-- Records provided --
** start **

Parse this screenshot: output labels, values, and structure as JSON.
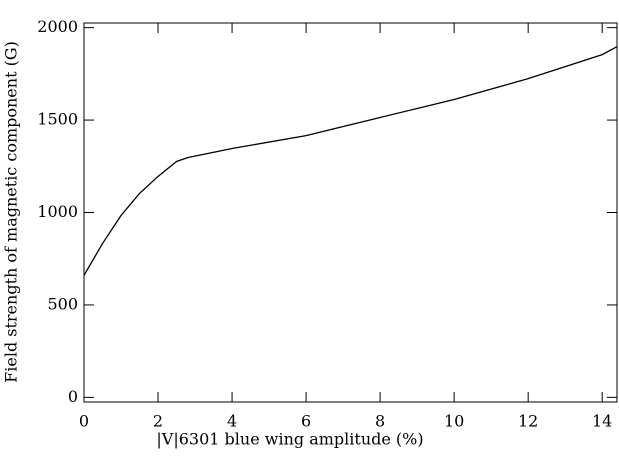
{
  "chart_data": {
    "type": "line",
    "xlabel": "|V|6301 blue wing amplitude (%)",
    "ylabel": "Field strength of magnetic component (G)",
    "x": [
      0,
      0.5,
      1,
      1.5,
      2,
      2.5,
      2.8,
      4,
      6,
      8,
      10,
      12,
      14,
      14.4
    ],
    "series": [
      {
        "color": "#000000",
        "values": [
          660,
          832,
          984,
          1103,
          1195,
          1276,
          1297,
          1346,
          1416,
          1514,
          1611,
          1724,
          1854,
          1897
        ]
      }
    ],
    "xlim": [
      0,
      14.4
    ],
    "xticks": [
      0,
      2,
      4,
      6,
      8,
      10,
      12,
      14
    ],
    "ylim": [
      -25,
      2025
    ],
    "yticks": [
      0,
      500,
      1000,
      1500,
      2000
    ]
  }
}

** end **

-- What this task involves --
Without the pictures, extract every entry verbatim.

-- Completed exercise --
Parse this screenshot: output labels, values, and structure as JSON.
{
  "chart_data": {
    "type": "line",
    "xlabel": "|V|6301 blue wing amplitude (%)",
    "ylabel": "Field strength of magnetic component (G)",
    "x": [
      0,
      0.5,
      1,
      1.5,
      2,
      2.5,
      2.8,
      4,
      6,
      8,
      10,
      12,
      14,
      14.4
    ],
    "series": [
      {
        "color": "#000000",
        "values": [
          660,
          832,
          984,
          1103,
          1195,
          1276,
          1297,
          1346,
          1416,
          1514,
          1611,
          1724,
          1854,
          1897
        ]
      }
    ],
    "xlim": [
      0,
      14.4
    ],
    "xticks": [
      0,
      2,
      4,
      6,
      8,
      10,
      12,
      14
    ],
    "ylim": [
      -25,
      2025
    ],
    "yticks": [
      0,
      500,
      1000,
      1500,
      2000
    ]
  }
}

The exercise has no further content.